Data records
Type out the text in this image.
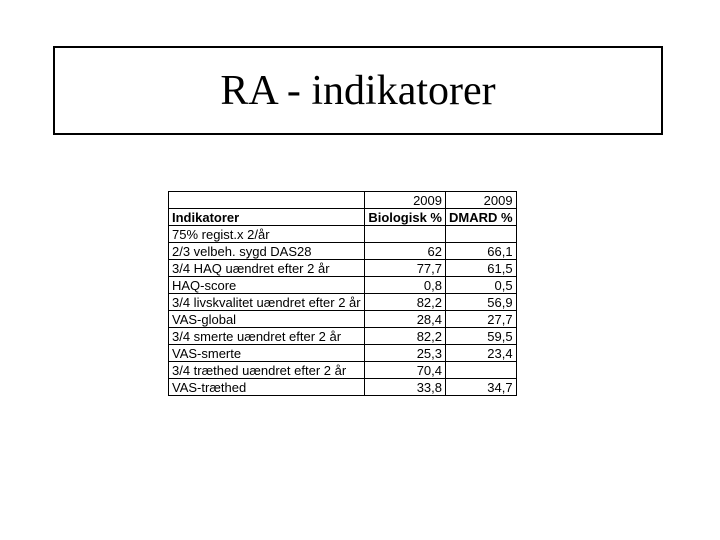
RA - indikatorer
	2009	2009
Indikatorer	Biologisk %	DMARD %
75% regist.x 2/år		
2/3 velbeh. sygd DAS28	62	66,1
3/4 HAQ uændret efter 2 år	77,7	61,5
HAQ-score	0,8	0,5
3/4 livskvalitet uændret efter 2 år	82,2	56,9
VAS-global	28,4	27,7
3/4 smerte uændret efter 2 år	82,2	59,5
VAS-smerte	25,3	23,4
3/4 træthed uændret efter 2 år	70,4	
VAS-træthed	33,8	34,7
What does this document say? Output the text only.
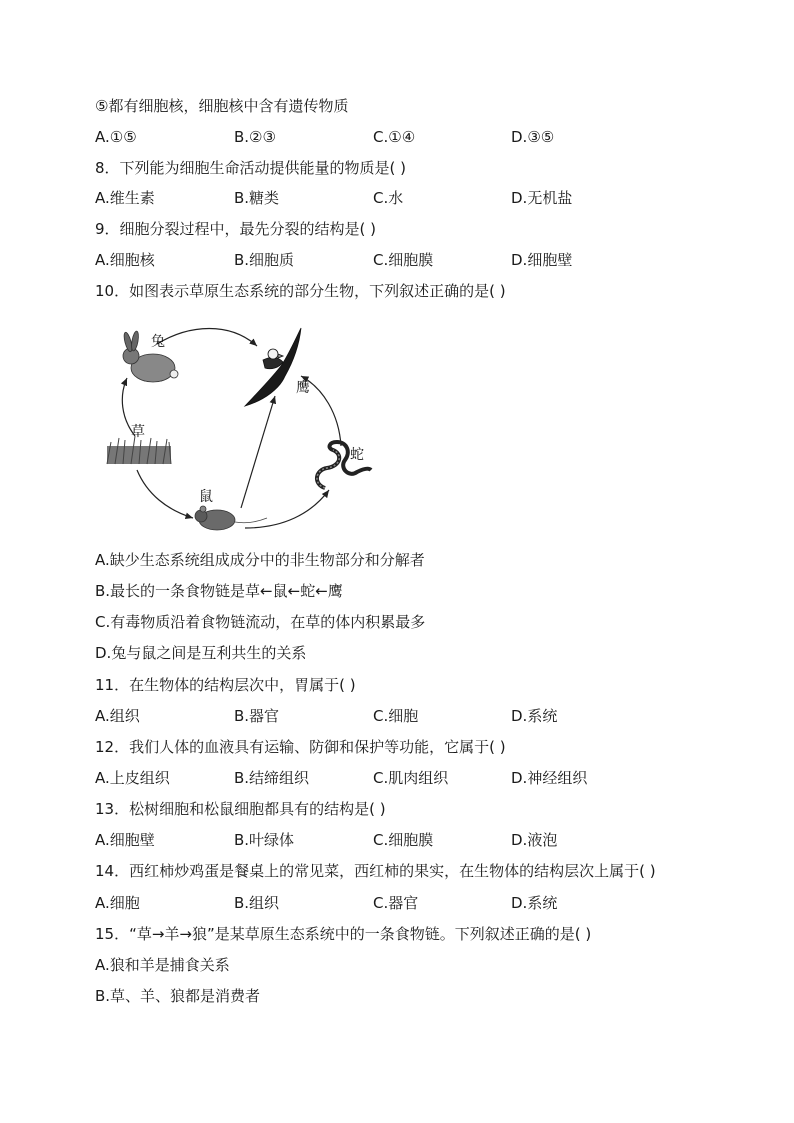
⑤都有细胞核，细胞核中含有遗传物质
A.①⑤	B.②③	C.①④	D.③⑤
8．下列能为细胞生命活动提供能量的物质是( )
A.维生素	B.糖类	C.水	D.无机盐
9．细胞分裂过程中，最先分裂的结构是( )
A.细胞核	B.细胞质	C.细胞膜	D.细胞壁
10．如图表示草原生态系统的部分生物，下列叙述正确的是( )
兔
鹰
草
蛇
鼠
A.缺少生态系统组成成分中的非生物部分和分解者
B.最长的一条食物链是草←鼠←蛇←鹰
C.有毒物质沿着食物链流动，在草的体内积累最多
D.兔与鼠之间是互利共生的关系
11．在生物体的结构层次中，胃属于( )
A.组织	B.器官	C.细胞	D.系统
12．我们人体的血液具有运输、防御和保护等功能，它属于( )
A.上皮组织	B.结缔组织	C.肌肉组织	D.神经组织
13．松树细胞和松鼠细胞都具有的结构是( )
A.细胞壁	B.叶绿体	C.细胞膜	D.液泡
14．西红柿炒鸡蛋是餐桌上的常见菜，西红柿的果实，在生物体的结构层次上属于( )
A.细胞	B.组织	C.器官	D.系统
15．“草→羊→狼”是某草原生态系统中的一条食物链。下列叙述正确的是( )
A.狼和羊是捕食关系
B.草、羊、狼都是消费者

■ WHAT IS REQUIRED ■
Write the listing above out again exactly, dropping each image.

■ ANSWER TO THIS EXERCISE ■
Type out the text in this image.
RA - indikatorer
	2009	2009
Indikatorer	Biologisk %	DMARD %
75% regist.x 2/år		
2/3 velbeh. sygd DAS28	62	66,1
3/4 HAQ uændret efter 2 år	77,7	61,5
HAQ-score	0,8	0,5
3/4 livskvalitet uændret efter 2 år	82,2	56,9
VAS-global	28,4	27,7
3/4 smerte uændret efter 2 år	82,2	59,5
VAS-smerte	25,3	23,4
3/4 træthed uændret efter 2 år	70,4	
VAS-træthed	33,8	34,7
What does this document say? Output the text only.
⑤都有细胞核，细胞核中含有遗传物质
A.①⑤	B.②③	C.①④	D.③⑤
8．下列能为细胞生命活动提供能量的物质是( )
A.维生素	B.糖类	C.水	D.无机盐
9．细胞分裂过程中，最先分裂的结构是( )
A.细胞核	B.细胞质	C.细胞膜	D.细胞壁
10．如图表示草原生态系统的部分生物，下列叙述正确的是( )
兔
鹰
草
蛇
鼠
A.缺少生态系统组成成分中的非生物部分和分解者
B.最长的一条食物链是草←鼠←蛇←鹰
C.有毒物质沿着食物链流动，在草的体内积累最多
D.兔与鼠之间是互利共生的关系
11．在生物体的结构层次中，胃属于( )
A.组织	B.器官	C.细胞	D.系统
12．我们人体的血液具有运输、防御和保护等功能，它属于( )
A.上皮组织	B.结缔组织	C.肌肉组织	D.神经组织
13．松树细胞和松鼠细胞都具有的结构是( )
A.细胞壁	B.叶绿体	C.细胞膜	D.液泡
14．西红柿炒鸡蛋是餐桌上的常见菜，西红柿的果实，在生物体的结构层次上属于( )
A.细胞	B.组织	C.器官	D.系统
15．“草→羊→狼”是某草原生态系统中的一条食物链。下列叙述正确的是( )
A.狼和羊是捕食关系
B.草、羊、狼都是消费者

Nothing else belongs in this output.